Work task
Pictures are not part of the copy; repeat everything else in the records exactly.

### Dataset records

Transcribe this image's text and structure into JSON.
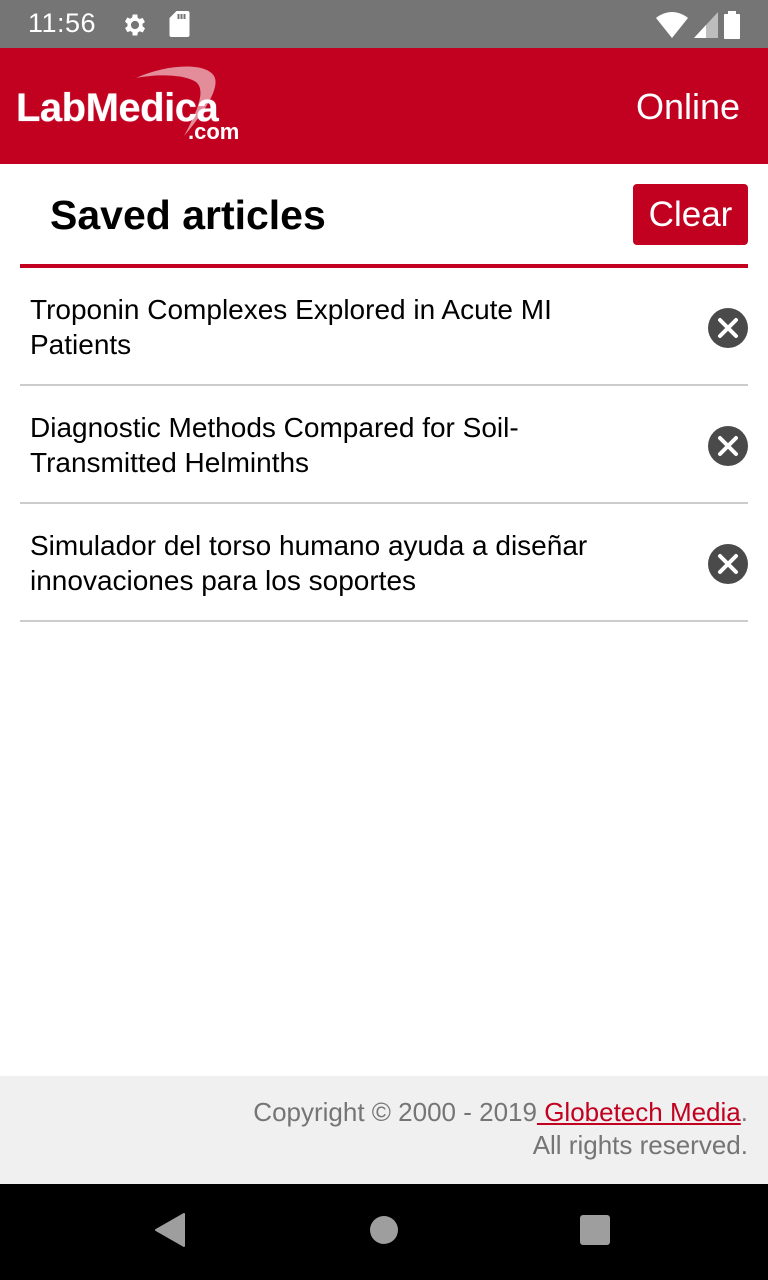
{
  "status_bar": {
    "time": "11:56",
    "icons": [
      "gear-icon",
      "sd-card-icon",
      "wifi-icon",
      "signal-icon",
      "battery-icon"
    ]
  },
  "header": {
    "logo_text": "LabMedica",
    "logo_suffix": ".com",
    "status_label": "Online",
    "brand_color": "#c20020"
  },
  "page": {
    "title": "Saved articles",
    "clear_label": "Clear"
  },
  "articles": [
    {
      "title": "Troponin Complexes Explored in Acute MI Patients",
      "remove_icon": "close-circle-icon"
    },
    {
      "title": "Diagnostic Methods Compared for Soil-Transmitted Helminths",
      "remove_icon": "close-circle-icon"
    },
    {
      "title": "Simulador del torso humano ayuda a diseñar innovaciones para los soportes",
      "remove_icon": "close-circle-icon"
    }
  ],
  "footer": {
    "copyright": "Copyright © 2000 - 2019",
    "link_text": " Globetech Media",
    "period": ".",
    "rights": "All rights reserved."
  },
  "nav_bar": {
    "buttons": [
      "back-icon",
      "home-icon",
      "recents-icon"
    ]
  }
}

######

Solution
Transcribe this image's text and structure into JSON.
{
  "status_bar": {
    "time": "11:56",
    "icons": [
      "gear-icon",
      "sd-card-icon",
      "wifi-icon",
      "signal-icon",
      "battery-icon"
    ]
  },
  "header": {
    "logo_text": "LabMedica",
    "logo_suffix": ".com",
    "status_label": "Online",
    "brand_color": "#c20020"
  },
  "page": {
    "title": "Saved articles",
    "clear_label": "Clear"
  },
  "articles": [
    {
      "title": "Troponin Complexes Explored in Acute MI Patients",
      "remove_icon": "close-circle-icon"
    },
    {
      "title": "Diagnostic Methods Compared for Soil-Transmitted Helminths",
      "remove_icon": "close-circle-icon"
    },
    {
      "title": "Simulador del torso humano ayuda a diseñar innovaciones para los soportes",
      "remove_icon": "close-circle-icon"
    }
  ],
  "footer": {
    "copyright": "Copyright © 2000 - 2019",
    "link_text": " Globetech Media",
    "period": ".",
    "rights": "All rights reserved."
  },
  "nav_bar": {
    "buttons": [
      "back-icon",
      "home-icon",
      "recents-icon"
    ]
  }
}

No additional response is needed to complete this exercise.